> _Goal_:
From the listing below, extract every line containing "Symbol".

> _Input material_:
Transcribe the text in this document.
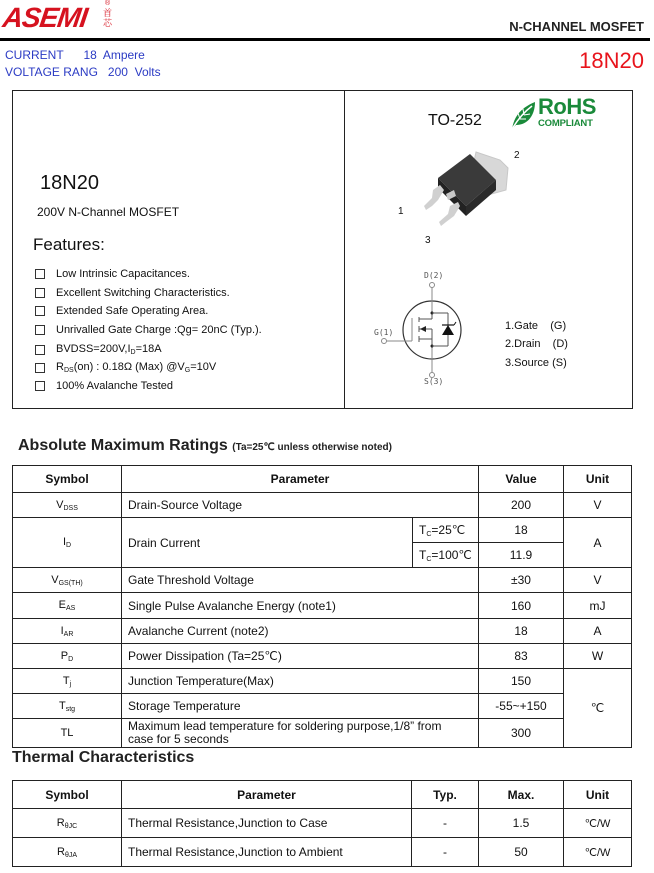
ASEMI ®
首芯	N-CHANNEL MOSFET
CURRENT 18  Ampere
VOLTAGE RANG 200  Volts	18N20
18N20
200V N-Channel MOSFET
Features:
Low Intrinsic Capacitances.
Excellent Switching Characteristics.
Extended Safe Operating Area.
Unrivalled Gate Charge :Qg= 20nC (Typ.).
$BVDSS=200V,I_D=18A$
$R_{DS}(on)$ : 0.18Ω (Max) $@V_G=10V$
100% Avalanche Tested
TO-252
RoHS
COMPLIANT
2
1
3
D(2)
G(1)
S(3)
1.Gate    (G)
2.Drain    (D)
3.Source (S)
Absolute Maximum Ratings (Ta=25℃ unless otherwise noted)
Symbol	Parameter		Value	Unit
$V_{DSS}$	Drain-Source Voltage		200	V
$I_D$	Drain Current	$T_C=25℃$	18	A
		$T_C=100℃$	11.9	
$V_{GS(TH)}$	Gate Threshold Voltage		±30	V
$E_{AS}$	Single Pulse Avalanche Energy (note1)		160	mJ
$I_{AR}$	Avalanche Current (note2)		18	A
$P_D$	Power Dissipation (Ta=25℃)		83	W
$T_j$	Junction Temperature(Max)		150	℃
$T_{stg}$	Storage Temperature		-55~+150	
TL	Maximum lead temperature for soldering purpose,1/8” from case for 5 seconds		300	
Thermal Characteristics
Symbol	Parameter	Typ.	Max.	Unit
$R_{\theta JC}$	Thermal Resistance,Junction to Case	-	1.5	℃/W
$R_{\theta JA}$	Thermal Resistance,Junction to Ambient	-	50	℃/W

> _Result of this task_:
Symbol	Parameter		Value	Unit
Symbol	Parameter	Typ.	Max.	Unit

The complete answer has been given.